GOAL -
Once the pictures are set aside, transcribe the remaining data exactly.

SOURCE RECORDS -
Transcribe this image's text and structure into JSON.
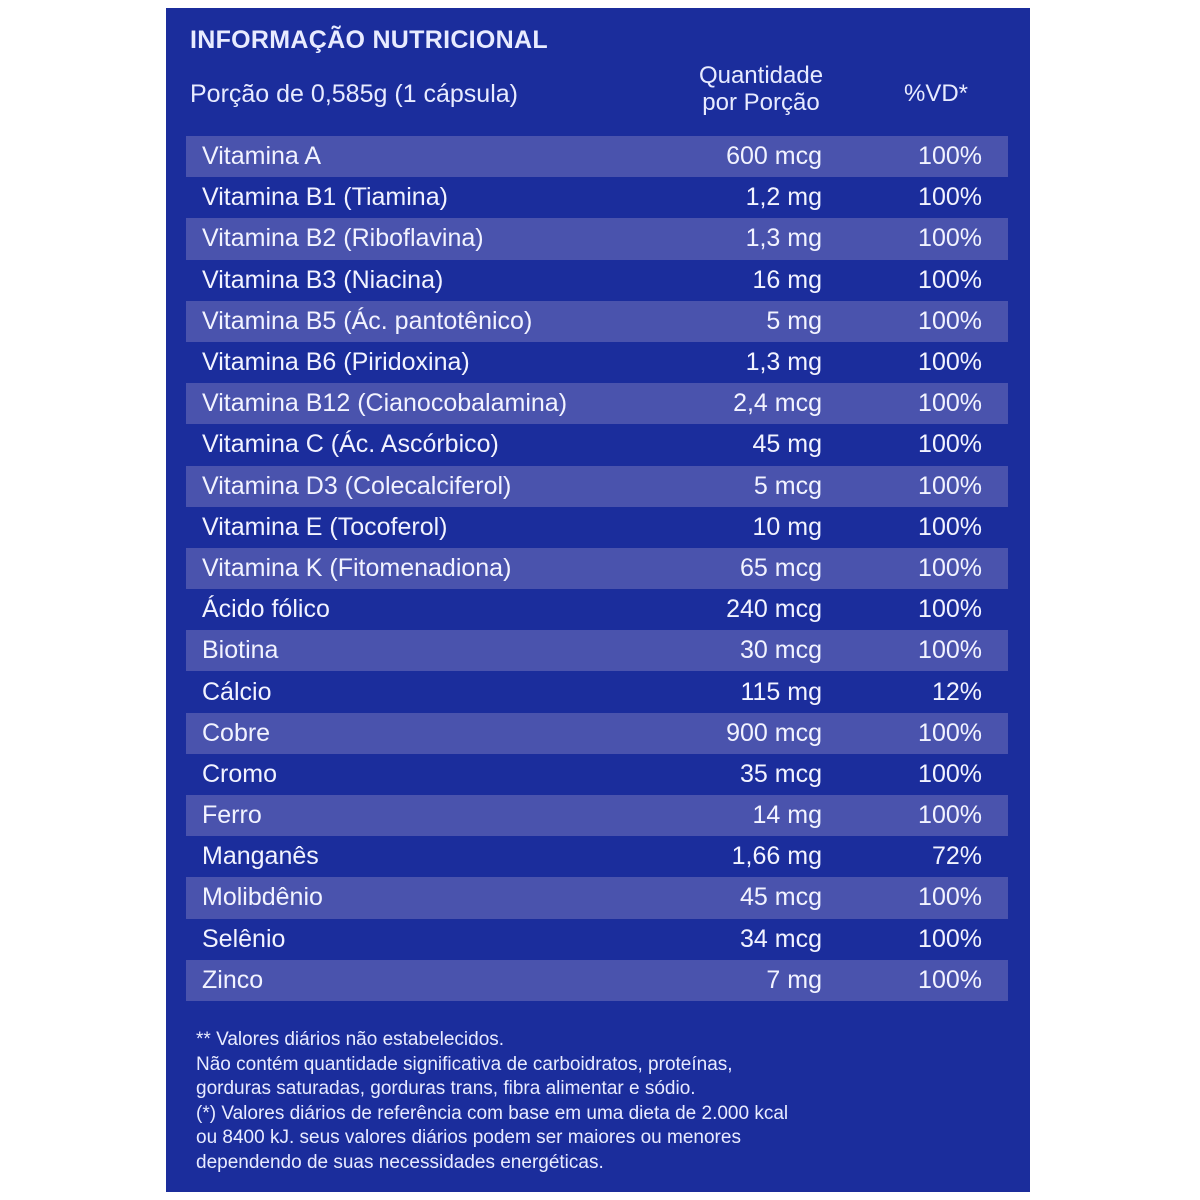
{
  "header": {
    "title": "INFORMAÇÃO NUTRICIONAL",
    "portion": "Porção de 0,585g  (1 cápsula)",
    "col_quantity_line1": "Quantidade",
    "col_quantity_line2": "por Porção",
    "col_vd": "%VD*"
  },
  "rows": [
    {
      "name": "Vitamina A",
      "qty": "600 mcg",
      "vd": "100%"
    },
    {
      "name": "Vitamina B1 (Tiamina)",
      "qty": "1,2 mg",
      "vd": "100%"
    },
    {
      "name": "Vitamina B2 (Riboflavina)",
      "qty": "1,3 mg",
      "vd": "100%"
    },
    {
      "name": "Vitamina B3 (Niacina)",
      "qty": "16 mg",
      "vd": "100%"
    },
    {
      "name": "Vitamina B5 (Ác. pantotênico)",
      "qty": "5 mg",
      "vd": "100%"
    },
    {
      "name": "Vitamina B6 (Piridoxina)",
      "qty": "1,3 mg",
      "vd": "100%"
    },
    {
      "name": "Vitamina B12 (Cianocobalamina)",
      "qty": "2,4 mcg",
      "vd": "100%"
    },
    {
      "name": "Vitamina C (Ác. Ascórbico)",
      "qty": "45 mg",
      "vd": "100%"
    },
    {
      "name": "Vitamina D3 (Colecalciferol)",
      "qty": "5 mcg",
      "vd": "100%"
    },
    {
      "name": "Vitamina E (Tocoferol)",
      "qty": "10 mg",
      "vd": "100%"
    },
    {
      "name": "Vitamina K (Fitomenadiona)",
      "qty": "65 mcg",
      "vd": "100%"
    },
    {
      "name": "Ácido fólico",
      "qty": "240 mcg",
      "vd": "100%"
    },
    {
      "name": "Biotina",
      "qty": "30 mcg",
      "vd": "100%"
    },
    {
      "name": "Cálcio",
      "qty": "115 mg",
      "vd": "12%"
    },
    {
      "name": "Cobre",
      "qty": "900 mcg",
      "vd": "100%"
    },
    {
      "name": "Cromo",
      "qty": "35 mcg",
      "vd": "100%"
    },
    {
      "name": "Ferro",
      "qty": "14 mg",
      "vd": "100%"
    },
    {
      "name": "Manganês",
      "qty": "1,66 mg",
      "vd": "72%"
    },
    {
      "name": "Molibdênio",
      "qty": "45 mcg",
      "vd": "100%"
    },
    {
      "name": "Selênio",
      "qty": "34 mcg",
      "vd": "100%"
    },
    {
      "name": "Zinco",
      "qty": "7 mg",
      "vd": "100%"
    }
  ],
  "footnotes": [
    "** Valores diários não estabelecidos.",
    "Não contém quantidade significativa de carboidratos, proteínas,",
    "gorduras saturadas, gorduras trans, fibra alimentar e sódio.",
    "(*) Valores diários de referência com base em uma dieta de 2.000 kcal",
    "ou 8400 kJ. seus valores diários podem ser maiores ou menores",
    "dependendo de suas necessidades energéticas."
  ],
  "colors": {
    "panel_background": "#1b2d9c",
    "row_stripe": "#4a53ad",
    "text": "#ffffff"
  }
}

WRITTEN SOLUTION -
Transcribe this image's text and structure into JSON.
{
  "header": {
    "title": "INFORMAÇÃO NUTRICIONAL",
    "portion": "Porção de 0,585g  (1 cápsula)",
    "col_quantity_line1": "Quantidade",
    "col_quantity_line2": "por Porção",
    "col_vd": "%VD*"
  },
  "rows": [
    {
      "name": "Vitamina A",
      "qty": "600 mcg",
      "vd": "100%"
    },
    {
      "name": "Vitamina B1 (Tiamina)",
      "qty": "1,2 mg",
      "vd": "100%"
    },
    {
      "name": "Vitamina B2 (Riboflavina)",
      "qty": "1,3 mg",
      "vd": "100%"
    },
    {
      "name": "Vitamina B3 (Niacina)",
      "qty": "16 mg",
      "vd": "100%"
    },
    {
      "name": "Vitamina B5 (Ác. pantotênico)",
      "qty": "5 mg",
      "vd": "100%"
    },
    {
      "name": "Vitamina B6 (Piridoxina)",
      "qty": "1,3 mg",
      "vd": "100%"
    },
    {
      "name": "Vitamina B12 (Cianocobalamina)",
      "qty": "2,4 mcg",
      "vd": "100%"
    },
    {
      "name": "Vitamina C (Ác. Ascórbico)",
      "qty": "45 mg",
      "vd": "100%"
    },
    {
      "name": "Vitamina D3 (Colecalciferol)",
      "qty": "5 mcg",
      "vd": "100%"
    },
    {
      "name": "Vitamina E (Tocoferol)",
      "qty": "10 mg",
      "vd": "100%"
    },
    {
      "name": "Vitamina K (Fitomenadiona)",
      "qty": "65 mcg",
      "vd": "100%"
    },
    {
      "name": "Ácido fólico",
      "qty": "240 mcg",
      "vd": "100%"
    },
    {
      "name": "Biotina",
      "qty": "30 mcg",
      "vd": "100%"
    },
    {
      "name": "Cálcio",
      "qty": "115 mg",
      "vd": "12%"
    },
    {
      "name": "Cobre",
      "qty": "900 mcg",
      "vd": "100%"
    },
    {
      "name": "Cromo",
      "qty": "35 mcg",
      "vd": "100%"
    },
    {
      "name": "Ferro",
      "qty": "14 mg",
      "vd": "100%"
    },
    {
      "name": "Manganês",
      "qty": "1,66 mg",
      "vd": "72%"
    },
    {
      "name": "Molibdênio",
      "qty": "45 mcg",
      "vd": "100%"
    },
    {
      "name": "Selênio",
      "qty": "34 mcg",
      "vd": "100%"
    },
    {
      "name": "Zinco",
      "qty": "7 mg",
      "vd": "100%"
    }
  ],
  "footnotes": [
    "** Valores diários não estabelecidos.",
    "Não contém quantidade significativa de carboidratos, proteínas,",
    "gorduras saturadas, gorduras trans, fibra alimentar e sódio.",
    "(*) Valores diários de referência com base em uma dieta de 2.000 kcal",
    "ou 8400 kJ. seus valores diários podem ser maiores ou menores",
    "dependendo de suas necessidades energéticas."
  ],
  "colors": {
    "panel_background": "#1b2d9c",
    "row_stripe": "#4a53ad",
    "text": "#ffffff"
  }
}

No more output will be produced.